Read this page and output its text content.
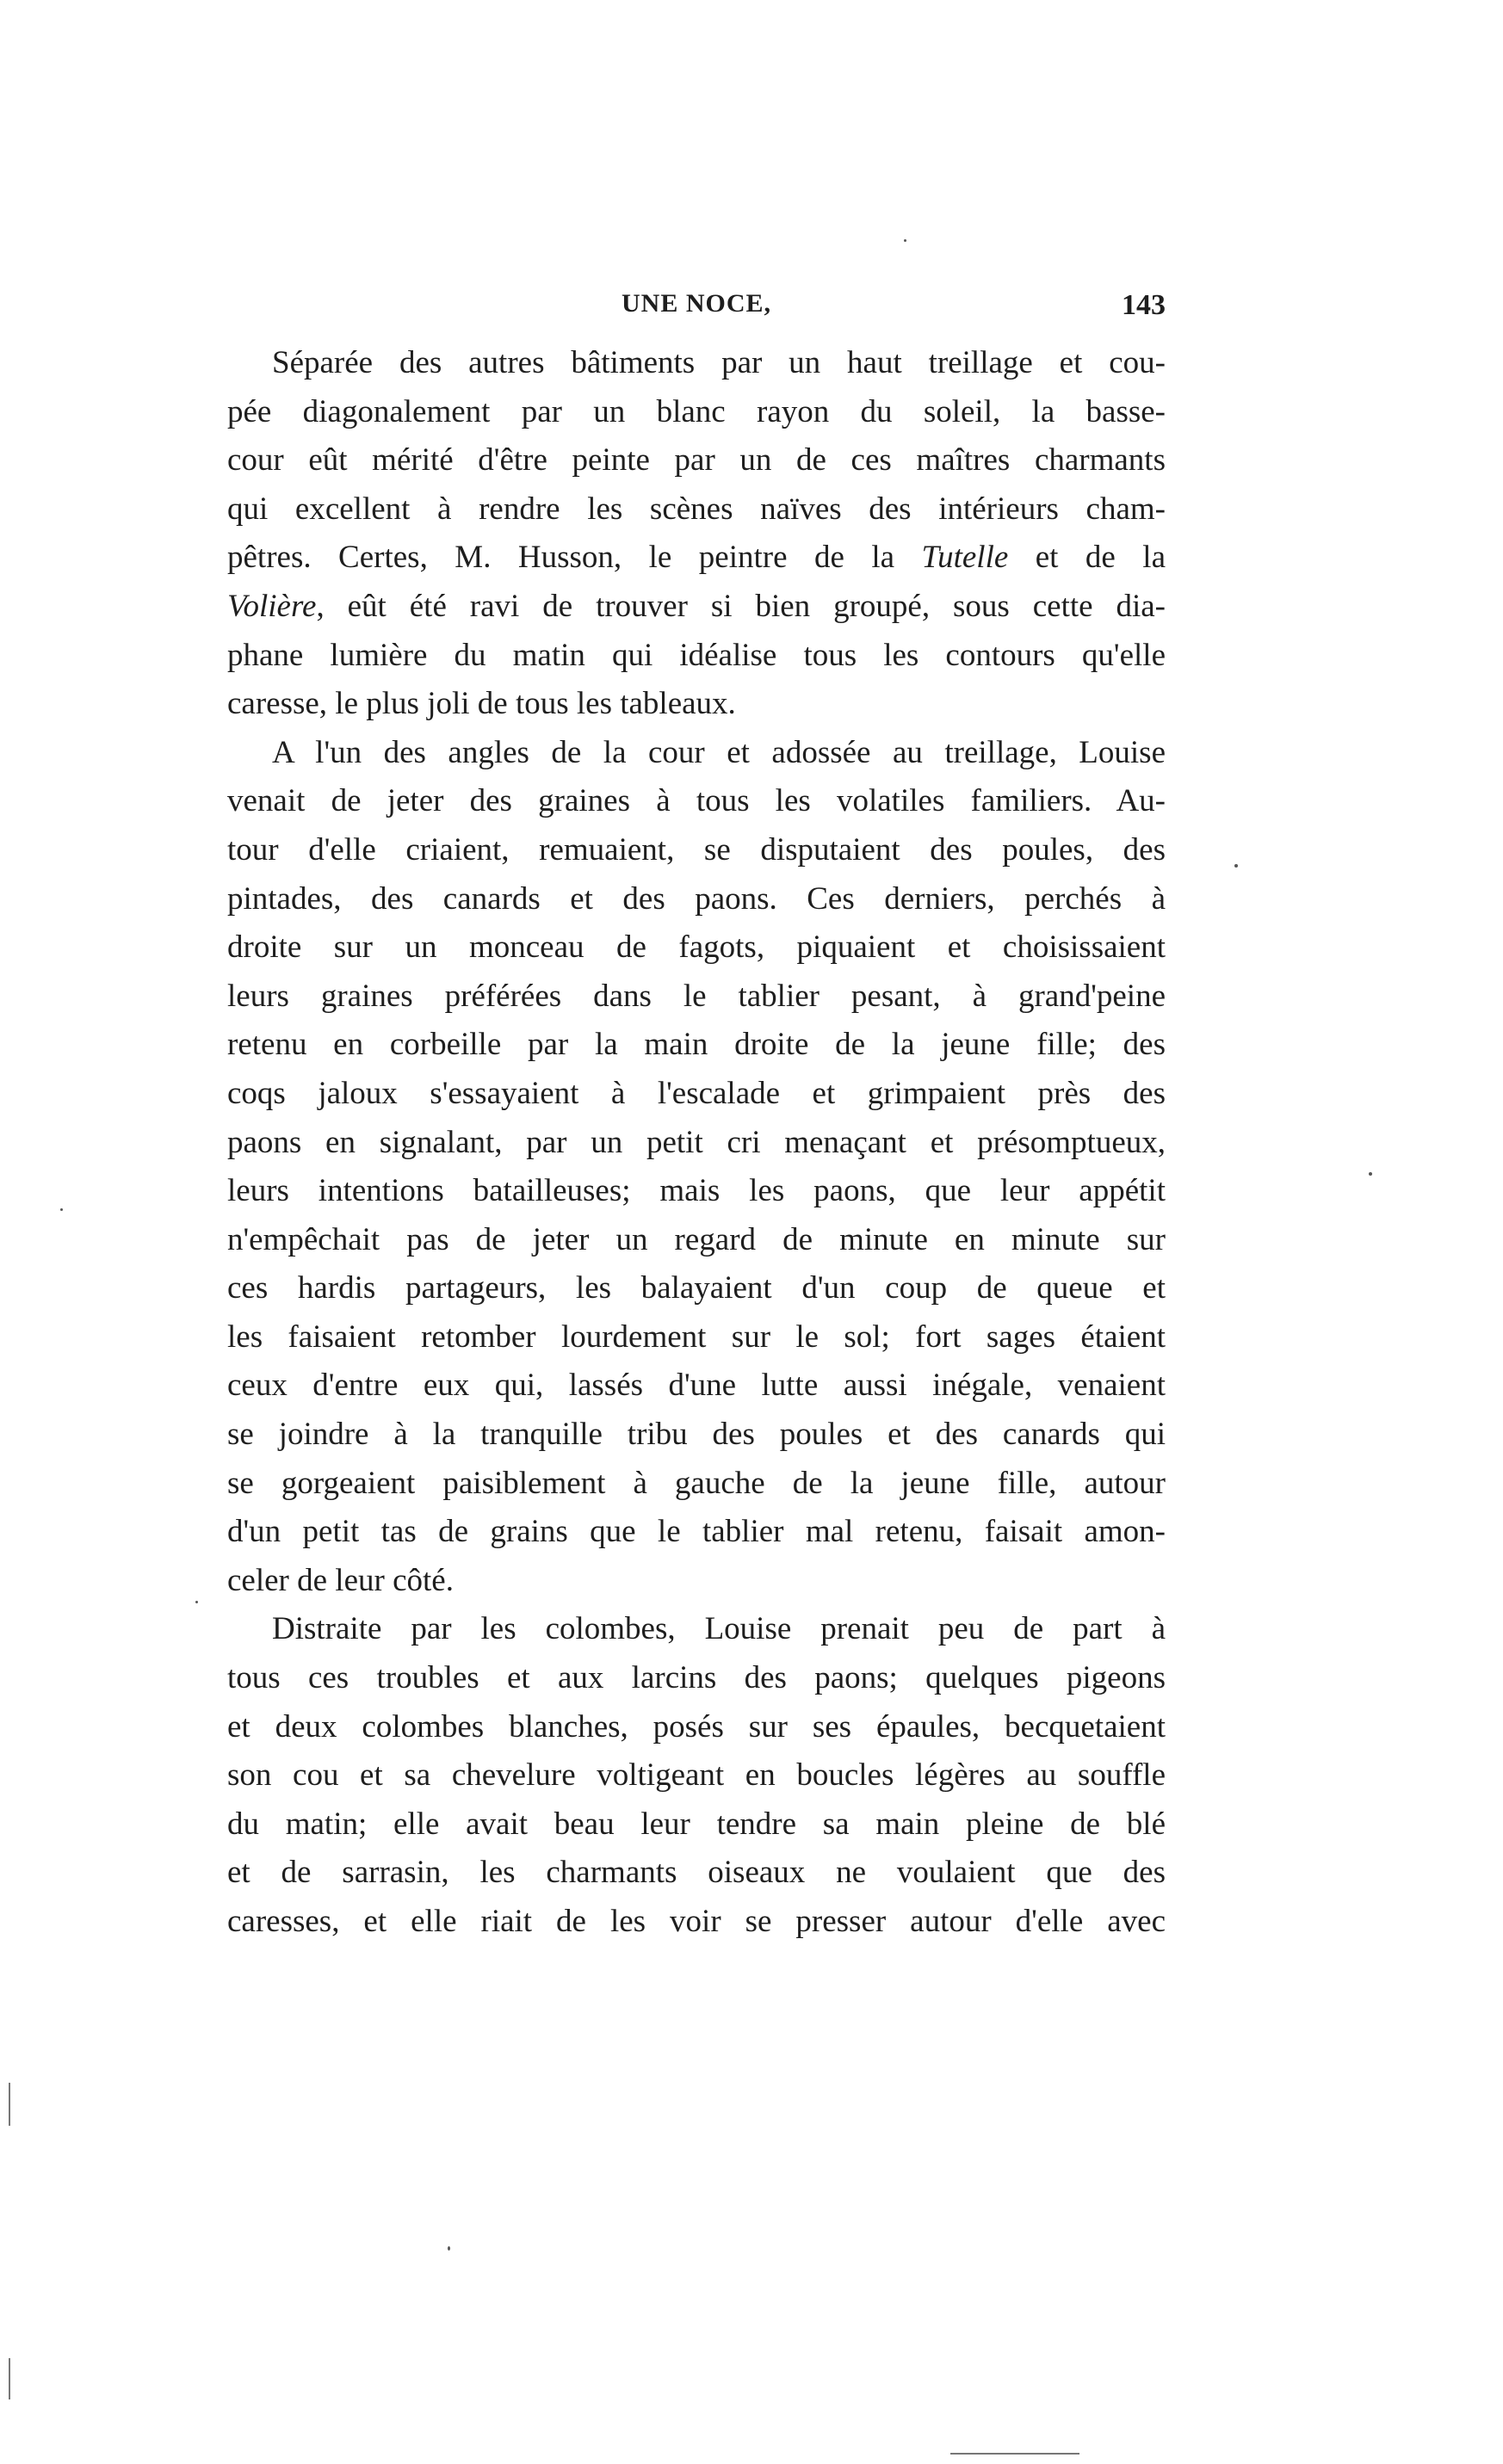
UNE NOCE,	143
Séparée des autres bâtiments par un haut treillage et cou-
pée diagonalement par un blanc rayon du soleil, la basse-
cour eût mérité d'être peinte par un de ces maîtres charmants
qui excellent à rendre les scènes naïves des intérieurs cham-
pêtres. Certes, M. Husson, le peintre de la Tutelle et de la
Volière, eût été ravi de trouver si bien groupé, sous cette dia-
phane lumière du matin qui idéalise tous les contours qu'elle
caresse, le plus joli de tous les tableaux.
A l'un des angles de la cour et adossée au treillage, Louise
venait de jeter des graines à tous les volatiles familiers. Au-
tour d'elle criaient, remuaient, se disputaient des poules, des
pintades, des canards et des paons. Ces derniers, perchés à
droite sur un monceau de fagots, piquaient et choisissaient
leurs graines préférées dans le tablier pesant, à grand'peine
retenu en corbeille par la main droite de la jeune fille; des
coqs jaloux s'essayaient à l'escalade et grimpaient près des
paons en signalant, par un petit cri menaçant et présomptueux,
leurs intentions batailleuses; mais les paons, que leur appétit
n'empêchait pas de jeter un regard de minute en minute sur
ces hardis partageurs, les balayaient d'un coup de queue et
les faisaient retomber lourdement sur le sol; fort sages étaient
ceux d'entre eux qui, lassés d'une lutte aussi inégale, venaient
se joindre à la tranquille tribu des poules et des canards qui
se gorgeaient paisiblement à gauche de la jeune fille, autour
d'un petit tas de grains que le tablier mal retenu, faisait amon-
celer de leur côté.
Distraite par les colombes, Louise prenait peu de part à
tous ces troubles et aux larcins des paons; quelques pigeons
et deux colombes blanches, posés sur ses épaules, becquetaient
son cou et sa chevelure voltigeant en boucles légères au souffle
du matin; elle avait beau leur tendre sa main pleine de blé
et de sarrasin, les charmants oiseaux ne voulaient que des
caresses, et elle riait de les voir se presser autour d'elle avec
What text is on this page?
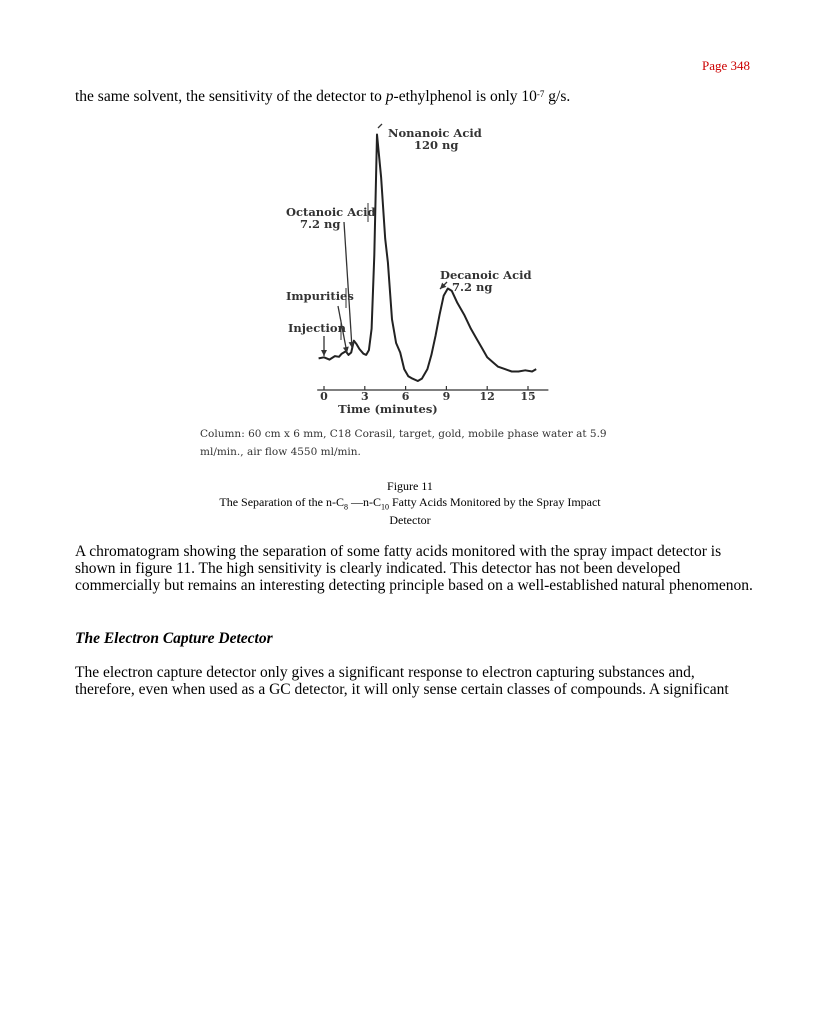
Page 348

the same solvent, the sensitivity of the detector to p-ethylphenol is only $10^{-7}$ g/s.

0	3	6	9	12 15
Nonanoic Acid
120 ng
Octanoic Acid
7.2 ng
Decanoic Acid
7.2 ng
Impurities
Injection
Time (minutes)
Column: 60 cm x 6 mm, C18 Corasil, target, gold, mobile phase water at 5.9 ml/min., air flow 4550 ml/min.
Figure 11
The Separation of the $n-C_8$ $—n-C_{10}$ Fatty Acids Monitored by the Spray Impact
Detector

A chromatogram showing the separation of some fatty acids monitored with the spray impact detector is shown in figure 11. The high sensitivity is clearly indicated. This detector has not been developed commercially but remains an interesting detecting principle based on a well-established natural phenomenon.

The Electron Capture Detector

The electron capture detector only gives a significant response to electron capturing substances and, therefore, even when used as a GC detector, it will only sense certain classes of compounds. A significant
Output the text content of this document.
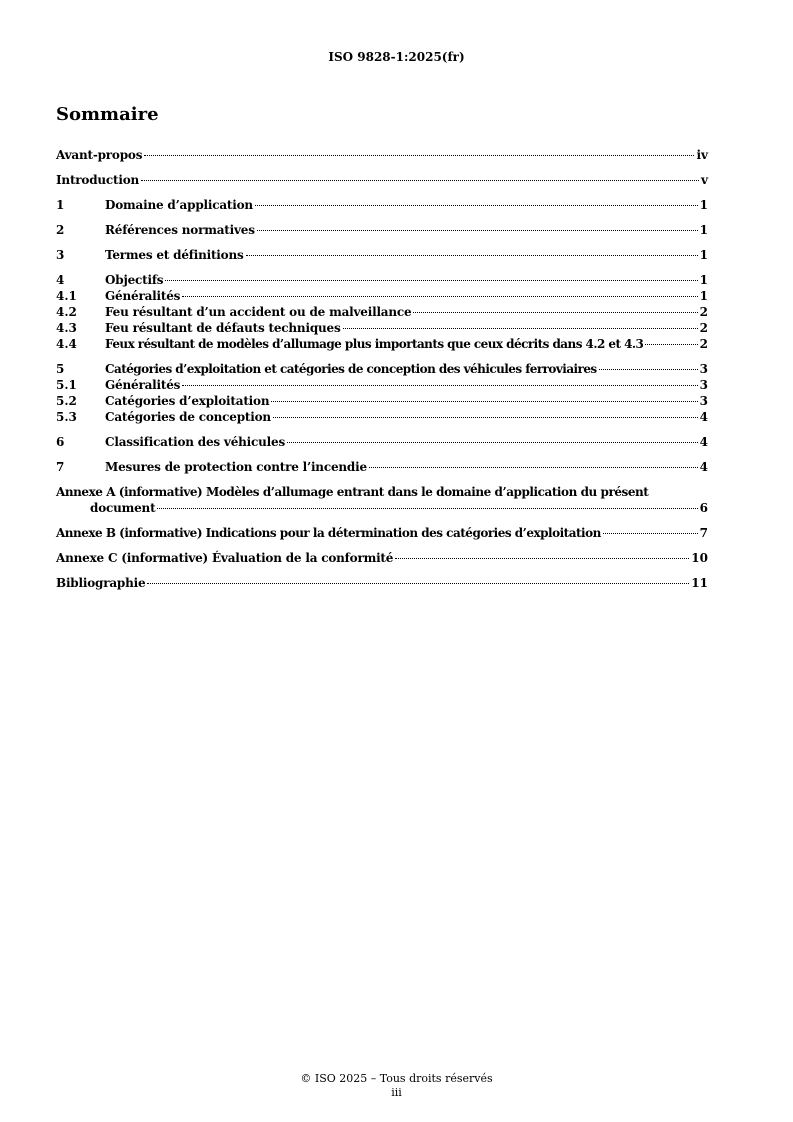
ISO 9828-1:2025(fr)
Sommaire
Avant-propos	iv
Introduction	v
1	Domaine d’application	1
2	Références normatives	1
3	Termes et définitions	1
4	Objectifs	1
4.1	Généralités	1
4.2	Feu résultant d’un accident ou de malveillance	2
4.3	Feu résultant de défauts techniques	2
4.4	Feux résultant de modèles d’allumage plus importants que ceux décrits dans 4.2 et 4.3	2
5	Catégories d’exploitation et catégories de conception des véhicules ferroviaires	3
5.1	Généralités	3
5.2	Catégories d’exploitation	3
5.3	Catégories de conception	4
6	Classification des véhicules	4
7	Mesures de protection contre l’incendie	4
Annexe A (informative) Modèles d’allumage entrant dans le domaine d’application du présent
document	6
Annexe B (informative) Indications pour la détermination des catégories d’exploitation	7
Annexe C (informative) Évaluation de la conformité	10
Bibliographie	11
© ISO 2025 – Tous droits réservés
iii
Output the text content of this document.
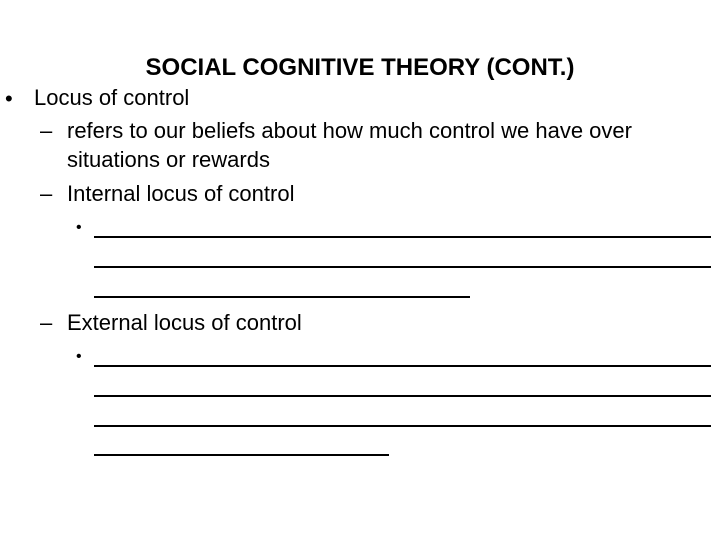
SOCIAL COGNITIVE THEORY (CONT.)
• Locus of control
– refers to our beliefs about how much control we have over
situations or rewards
– Internal locus of control
•
– External locus of control
•
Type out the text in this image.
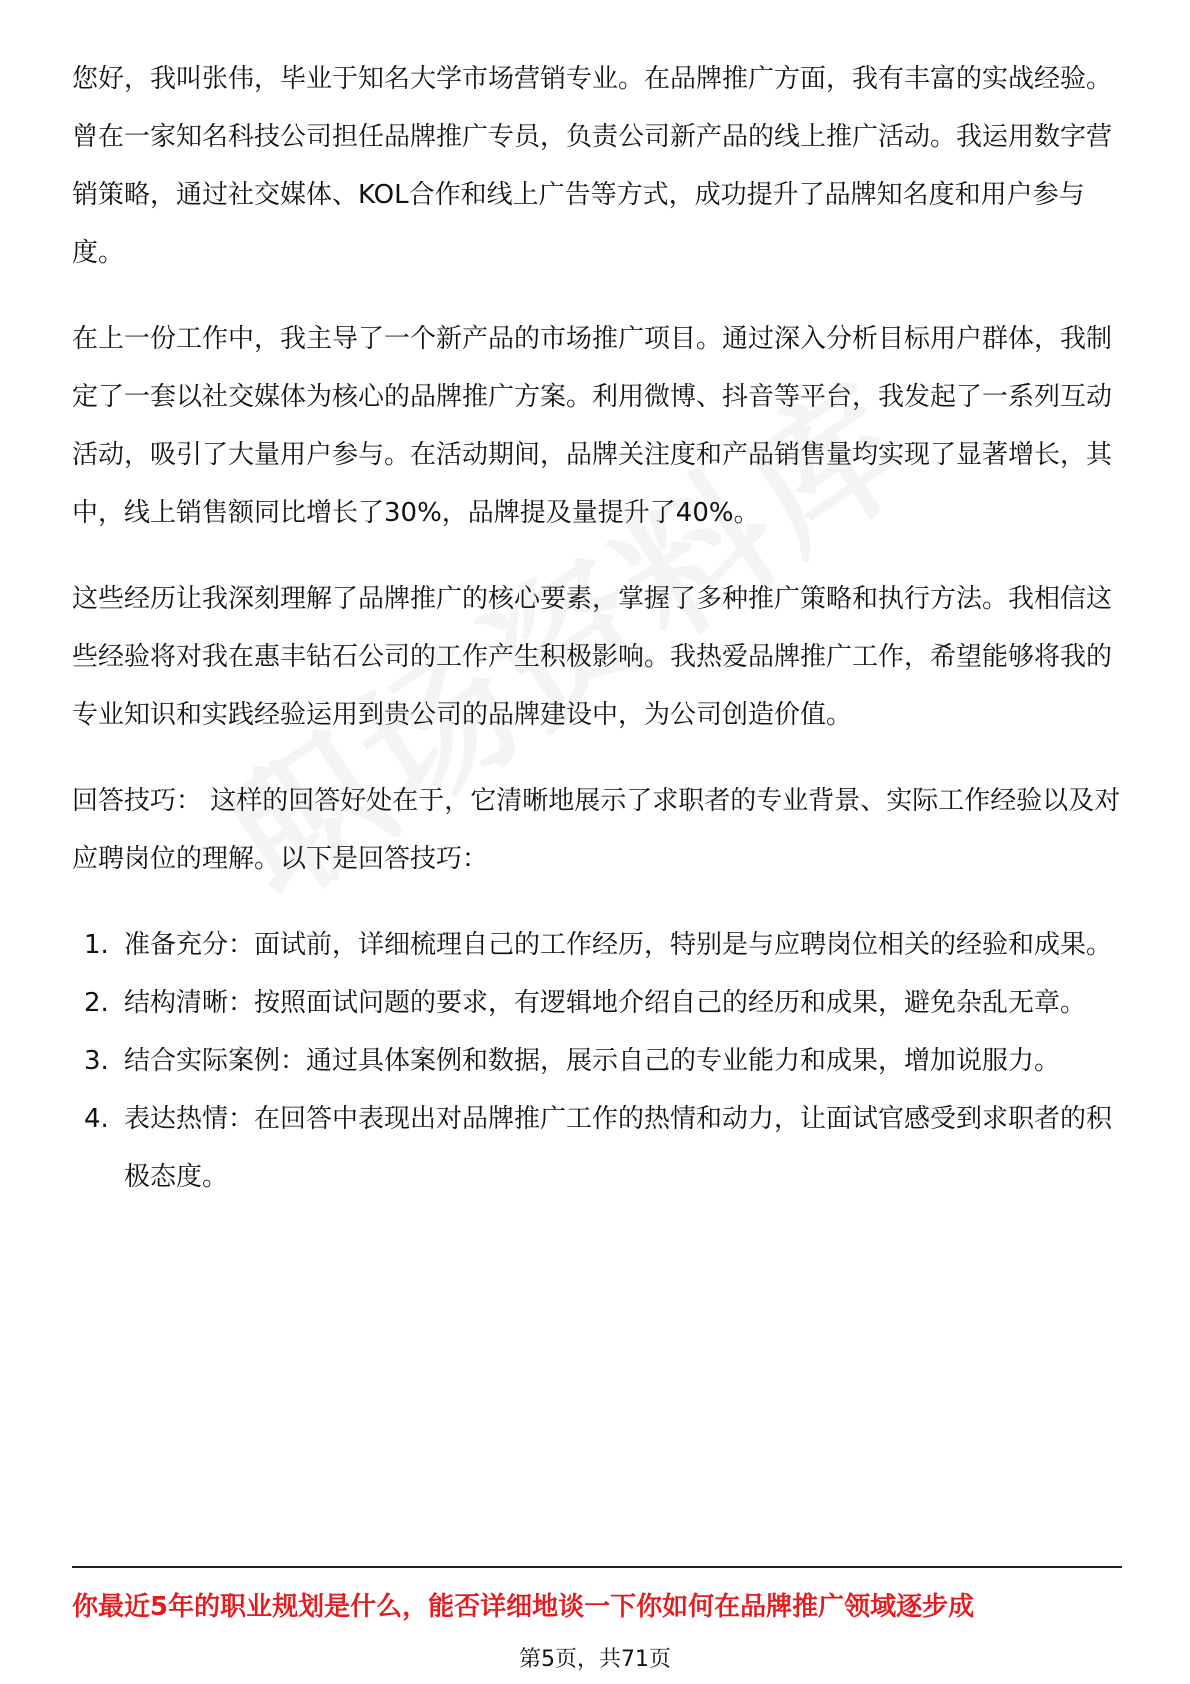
您好，我叫张伟，毕业于知名大学市场营销专业。在品牌推广方面，我有丰富的实战经验。曾在一家知名科技公司担任品牌推广专员，负责公司新产品的线上推广活动。我运用数字营销策略，通过社交媒体、KOL合作和线上广告等方式，成功提升了品牌知名度和用户参与度。

在上一份工作中，我主导了一个新产品的市场推广项目。通过深入分析目标用户群体，我制定了一套以社交媒体为核心的品牌推广方案。利用微博、抖音等平台，我发起了一系列互动活动，吸引了大量用户参与。在活动期间，品牌关注度和产品销售量均实现了显著增长，其中，线上销售额同比增长了30%，品牌提及量提升了40%。

这些经历让我深刻理解了品牌推广的核心要素，掌握了多种推广策略和执行方法。我相信这些经验将对我在惠丰钻石公司的工作产生积极影响。我热爱品牌推广工作，希望能够将我的专业知识和实践经验运用到贵公司的品牌建设中，为公司创造价值。

回答技巧： 这样的回答好处在于，它清晰地展示了求职者的专业背景、实际工作经验以及对应聘岗位的理解。以下是回答技巧：

1. 准备充分：面试前，详细梳理自己的工作经历，特别是与应聘岗位相关的经验和成果。
2. 结构清晰：按照面试问题的要求，有逻辑地介绍自己的经历和成果，避免杂乱无章。
3. 结合实际案例：通过具体案例和数据，展示自己的专业能力和成果，增加说服力。
4. 表达热情：在回答中表现出对品牌推广工作的热情和动力，让面试官感受到求职者的积极态度。
你最近5年的职业规划是什么，能否详细地谈一下你如何在品牌推广领域逐步成
第5页，共71页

══════════════════════════════

WRITTEN PROBLEM: Beginning with the line that contains "Type out the text in this image." in the data above, please copy each line exactly until the last line, both ends included, skipping any pictures.

WRITTEN RESPONSE:
Type out the text in this image.
您好，我叫张伟，毕业于知名大学市场营销专业。在品牌推广方面，我有丰富的实战经验。曾在一家知名科技公司担任品牌推广专员，负责公司新产品的线上推广活动。我运用数字营销策略，通过社交媒体、KOL合作和线上广告等方式，成功提升了品牌知名度和用户参与度。

在上一份工作中，我主导了一个新产品的市场推广项目。通过深入分析目标用户群体，我制定了一套以社交媒体为核心的品牌推广方案。利用微博、抖音等平台，我发起了一系列互动活动，吸引了大量用户参与。在活动期间，品牌关注度和产品销售量均实现了显著增长，其中，线上销售额同比增长了30%，品牌提及量提升了40%。

这些经历让我深刻理解了品牌推广的核心要素，掌握了多种推广策略和执行方法。我相信这些经验将对我在惠丰钻石公司的工作产生积极影响。我热爱品牌推广工作，希望能够将我的专业知识和实践经验运用到贵公司的品牌建设中，为公司创造价值。

回答技巧： 这样的回答好处在于，它清晰地展示了求职者的专业背景、实际工作经验以及对应聘岗位的理解。以下是回答技巧：

1. 准备充分：面试前，详细梳理自己的工作经历，特别是与应聘岗位相关的经验和成果。
2. 结构清晰：按照面试问题的要求，有逻辑地介绍自己的经历和成果，避免杂乱无章。
3. 结合实际案例：通过具体案例和数据，展示自己的专业能力和成果，增加说服力。
4. 表达热情：在回答中表现出对品牌推广工作的热情和动力，让面试官感受到求职者的积极态度。
你最近5年的职业规划是什么，能否详细地谈一下你如何在品牌推广领域逐步成
第5页，共71页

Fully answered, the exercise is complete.